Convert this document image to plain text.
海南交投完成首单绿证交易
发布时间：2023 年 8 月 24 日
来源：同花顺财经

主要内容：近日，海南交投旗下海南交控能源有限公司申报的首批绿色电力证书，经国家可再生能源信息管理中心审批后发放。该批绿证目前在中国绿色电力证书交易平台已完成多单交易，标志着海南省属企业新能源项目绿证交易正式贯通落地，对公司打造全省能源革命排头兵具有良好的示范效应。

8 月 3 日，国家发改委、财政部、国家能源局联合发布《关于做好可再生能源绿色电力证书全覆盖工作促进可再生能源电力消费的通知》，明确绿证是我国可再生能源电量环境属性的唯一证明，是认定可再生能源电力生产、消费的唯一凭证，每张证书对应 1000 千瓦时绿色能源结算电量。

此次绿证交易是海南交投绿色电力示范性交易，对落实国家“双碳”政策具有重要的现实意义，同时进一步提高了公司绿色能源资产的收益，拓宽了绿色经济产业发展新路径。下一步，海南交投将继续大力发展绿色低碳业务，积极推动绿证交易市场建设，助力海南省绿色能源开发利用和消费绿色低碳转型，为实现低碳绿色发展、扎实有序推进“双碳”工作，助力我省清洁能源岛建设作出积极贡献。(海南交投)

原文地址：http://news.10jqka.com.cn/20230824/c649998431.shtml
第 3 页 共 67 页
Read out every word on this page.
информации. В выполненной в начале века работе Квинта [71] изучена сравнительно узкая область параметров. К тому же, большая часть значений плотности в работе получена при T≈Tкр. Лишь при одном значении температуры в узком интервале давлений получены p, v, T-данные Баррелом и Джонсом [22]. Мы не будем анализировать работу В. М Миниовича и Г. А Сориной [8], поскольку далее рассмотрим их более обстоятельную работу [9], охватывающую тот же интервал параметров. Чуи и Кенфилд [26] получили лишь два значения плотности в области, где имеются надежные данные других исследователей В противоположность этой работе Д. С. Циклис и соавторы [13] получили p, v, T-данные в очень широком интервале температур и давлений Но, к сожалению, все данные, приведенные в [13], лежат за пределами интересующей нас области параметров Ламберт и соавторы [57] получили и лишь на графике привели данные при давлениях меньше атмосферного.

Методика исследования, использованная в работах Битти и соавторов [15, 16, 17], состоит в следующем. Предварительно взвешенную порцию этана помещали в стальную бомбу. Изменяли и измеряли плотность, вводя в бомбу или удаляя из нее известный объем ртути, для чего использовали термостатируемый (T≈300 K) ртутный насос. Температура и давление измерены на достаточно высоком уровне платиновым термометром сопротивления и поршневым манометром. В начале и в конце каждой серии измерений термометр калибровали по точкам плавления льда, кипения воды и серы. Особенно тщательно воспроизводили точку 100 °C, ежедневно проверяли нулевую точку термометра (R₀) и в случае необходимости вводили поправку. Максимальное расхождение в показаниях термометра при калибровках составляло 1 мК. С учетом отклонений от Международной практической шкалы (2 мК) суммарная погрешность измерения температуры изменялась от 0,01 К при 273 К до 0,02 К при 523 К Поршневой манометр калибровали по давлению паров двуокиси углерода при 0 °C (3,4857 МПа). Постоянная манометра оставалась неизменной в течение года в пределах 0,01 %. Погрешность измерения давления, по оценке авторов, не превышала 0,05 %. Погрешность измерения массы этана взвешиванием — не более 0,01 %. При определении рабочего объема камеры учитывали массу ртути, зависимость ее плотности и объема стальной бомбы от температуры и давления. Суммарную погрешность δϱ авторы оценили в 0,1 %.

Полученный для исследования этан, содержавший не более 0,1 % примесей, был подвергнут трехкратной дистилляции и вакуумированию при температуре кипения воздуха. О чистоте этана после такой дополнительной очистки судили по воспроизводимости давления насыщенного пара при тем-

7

====

Exercise brief »
Retype the material in full. Each word must match.

Exercise response »
Convert this document image to plain text.
海南交投完成首单绿证交易
发布时间：2023 年 8 月 24 日
来源：同花顺财经

主要内容：近日，海南交投旗下海南交控能源有限公司申报的首批绿色电力证书，经国家可再生能源信息管理中心审批后发放。该批绿证目前在中国绿色电力证书交易平台已完成多单交易，标志着海南省属企业新能源项目绿证交易正式贯通落地，对公司打造全省能源革命排头兵具有良好的示范效应。

8 月 3 日，国家发改委、财政部、国家能源局联合发布《关于做好可再生能源绿色电力证书全覆盖工作促进可再生能源电力消费的通知》，明确绿证是我国可再生能源电量环境属性的唯一证明，是认定可再生能源电力生产、消费的唯一凭证，每张证书对应 1000 千瓦时绿色能源结算电量。

此次绿证交易是海南交投绿色电力示范性交易，对落实国家“双碳”政策具有重要的现实意义，同时进一步提高了公司绿色能源资产的收益，拓宽了绿色经济产业发展新路径。下一步，海南交投将继续大力发展绿色低碳业务，积极推动绿证交易市场建设，助力海南省绿色能源开发利用和消费绿色低碳转型，为实现低碳绿色发展、扎实有序推进“双碳”工作，助力我省清洁能源岛建设作出积极贡献。(海南交投)

原文地址：http://news.10jqka.com.cn/20230824/c649998431.shtml
第 3 页 共 67 页
Read out every word on this page.
информации. В выполненной в начале века работе Квинта [71] изучена сравнительно узкая область параметров. К тому же, большая часть значений плотности в работе получена при T≈Tкр. Лишь при одном значении температуры в узком интервале давлений получены p, v, T-данные Баррелом и Джонсом [22]. Мы не будем анализировать работу В. М Миниовича и Г. А Сориной [8], поскольку далее рассмотрим их более обстоятельную работу [9], охватывающую тот же интервал параметров. Чуи и Кенфилд [26] получили лишь два значения плотности в области, где имеются надежные данные других исследователей В противоположность этой работе Д. С. Циклис и соавторы [13] получили p, v, T-данные в очень широком интервале температур и давлений Но, к сожалению, все данные, приведенные в [13], лежат за пределами интересующей нас области параметров Ламберт и соавторы [57] получили и лишь на графике привели данные при давлениях меньше атмосферного.

Методика исследования, использованная в работах Битти и соавторов [15, 16, 17], состоит в следующем. Предварительно взвешенную порцию этана помещали в стальную бомбу. Изменяли и измеряли плотность, вводя в бомбу или удаляя из нее известный объем ртути, для чего использовали термостатируемый (T≈300 K) ртутный насос. Температура и давление измерены на достаточно высоком уровне платиновым термометром сопротивления и поршневым манометром. В начале и в конце каждой серии измерений термометр калибровали по точкам плавления льда, кипения воды и серы. Особенно тщательно воспроизводили точку 100 °C, ежедневно проверяли нулевую точку термометра (R₀) и в случае необходимости вводили поправку. Максимальное расхождение в показаниях термометра при калибровках составляло 1 мК. С учетом отклонений от Международной практической шкалы (2 мК) суммарная погрешность измерения температуры изменялась от 0,01 К при 273 К до 0,02 К при 523 К Поршневой манометр калибровали по давлению паров двуокиси углерода при 0 °C (3,4857 МПа). Постоянная манометра оставалась неизменной в течение года в пределах 0,01 %. Погрешность измерения давления, по оценке авторов, не превышала 0,05 %. Погрешность измерения массы этана взвешиванием — не более 0,01 %. При определении рабочего объема камеры учитывали массу ртути, зависимость ее плотности и объема стальной бомбы от температуры и давления. Суммарную погрешность δϱ авторы оценили в 0,1 %.

Полученный для исследования этан, содержавший не более 0,1 % примесей, был подвергнут трехкратной дистилляции и вакуумированию при температуре кипения воздуха. О чистоте этана после такой дополнительной очистки судили по воспроизводимости давления насыщенного пара при тем-

7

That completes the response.